PROBLEM TO SOLVE: Set down all of the entries word for word, omitting the images they contain.

EXTRACTED ENTRIES:
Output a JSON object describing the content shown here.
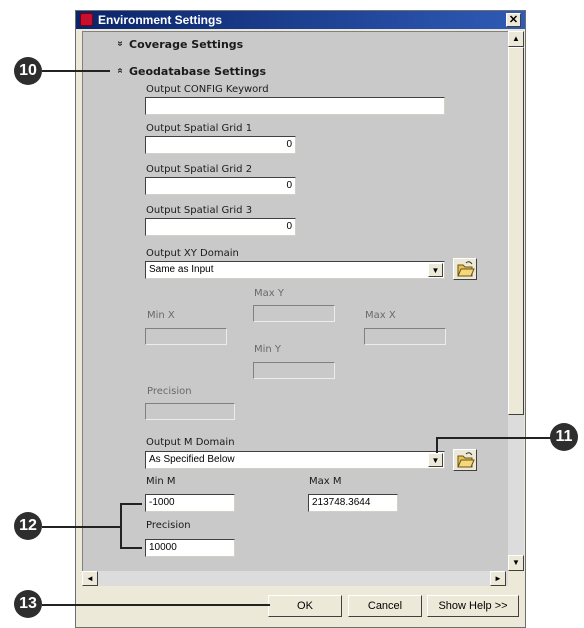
{
  "window": {
    "title": "Environment Settings",
    "close_glyph": "✕"
  },
  "sections": {
    "coverage": {
      "label": "Coverage Settings",
      "chevron": "»"
    },
    "geodatabase": {
      "label": "Geodatabase Settings",
      "chevron": "«"
    }
  },
  "fields": {
    "config_keyword": {
      "label": "Output CONFIG Keyword",
      "value": ""
    },
    "spatial_grid_1": {
      "label": "Output Spatial Grid 1",
      "value": "0"
    },
    "spatial_grid_2": {
      "label": "Output Spatial Grid 2",
      "value": "0"
    },
    "spatial_grid_3": {
      "label": "Output Spatial Grid 3",
      "value": "0"
    },
    "xy_domain": {
      "label": "Output XY Domain",
      "value": "Same as Input"
    },
    "max_y": {
      "label": "Max Y",
      "value": ""
    },
    "min_x": {
      "label": "Min X",
      "value": ""
    },
    "max_x": {
      "label": "Max X",
      "value": ""
    },
    "min_y": {
      "label": "Min Y",
      "value": ""
    },
    "xy_precision": {
      "label": "Precision",
      "value": ""
    },
    "m_domain": {
      "label": "Output M Domain",
      "value": "As Specified Below"
    },
    "min_m": {
      "label": "Min M",
      "value": "-1000"
    },
    "max_m": {
      "label": "Max M",
      "value": "213748.3644"
    },
    "m_precision": {
      "label": "Precision",
      "value": "10000"
    }
  },
  "buttons": {
    "ok": "OK",
    "cancel": "Cancel",
    "help": "Show Help >>"
  },
  "callouts": [
    "10",
    "11",
    "12",
    "13"
  ],
  "icons": {
    "dropdown": "▼",
    "scroll_up": "▲",
    "scroll_down": "▼",
    "scroll_left": "◄",
    "scroll_right": "►"
  },
  "colors": {
    "title_bar": "#0a246a",
    "content_bg": "#c9c9c9",
    "callout": "#2e2e2e"
  }
}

EXERCISE RESULT:
Output a JSON object describing the content shown here.
{
  "window": {
    "title": "Environment Settings",
    "close_glyph": "✕"
  },
  "sections": {
    "coverage": {
      "label": "Coverage Settings",
      "chevron": "»"
    },
    "geodatabase": {
      "label": "Geodatabase Settings",
      "chevron": "«"
    }
  },
  "fields": {
    "config_keyword": {
      "label": "Output CONFIG Keyword",
      "value": ""
    },
    "spatial_grid_1": {
      "label": "Output Spatial Grid 1",
      "value": "0"
    },
    "spatial_grid_2": {
      "label": "Output Spatial Grid 2",
      "value": "0"
    },
    "spatial_grid_3": {
      "label": "Output Spatial Grid 3",
      "value": "0"
    },
    "xy_domain": {
      "label": "Output XY Domain",
      "value": "Same as Input"
    },
    "max_y": {
      "label": "Max Y",
      "value": ""
    },
    "min_x": {
      "label": "Min X",
      "value": ""
    },
    "max_x": {
      "label": "Max X",
      "value": ""
    },
    "min_y": {
      "label": "Min Y",
      "value": ""
    },
    "xy_precision": {
      "label": "Precision",
      "value": ""
    },
    "m_domain": {
      "label": "Output M Domain",
      "value": "As Specified Below"
    },
    "min_m": {
      "label": "Min M",
      "value": "-1000"
    },
    "max_m": {
      "label": "Max M",
      "value": "213748.3644"
    },
    "m_precision": {
      "label": "Precision",
      "value": "10000"
    }
  },
  "buttons": {
    "ok": "OK",
    "cancel": "Cancel",
    "help": "Show Help >>"
  },
  "callouts": [
    "10",
    "11",
    "12",
    "13"
  ],
  "icons": {
    "dropdown": "▼",
    "scroll_up": "▲",
    "scroll_down": "▼",
    "scroll_left": "◄",
    "scroll_right": "►"
  },
  "colors": {
    "title_bar": "#0a246a",
    "content_bg": "#c9c9c9",
    "callout": "#2e2e2e"
  }
}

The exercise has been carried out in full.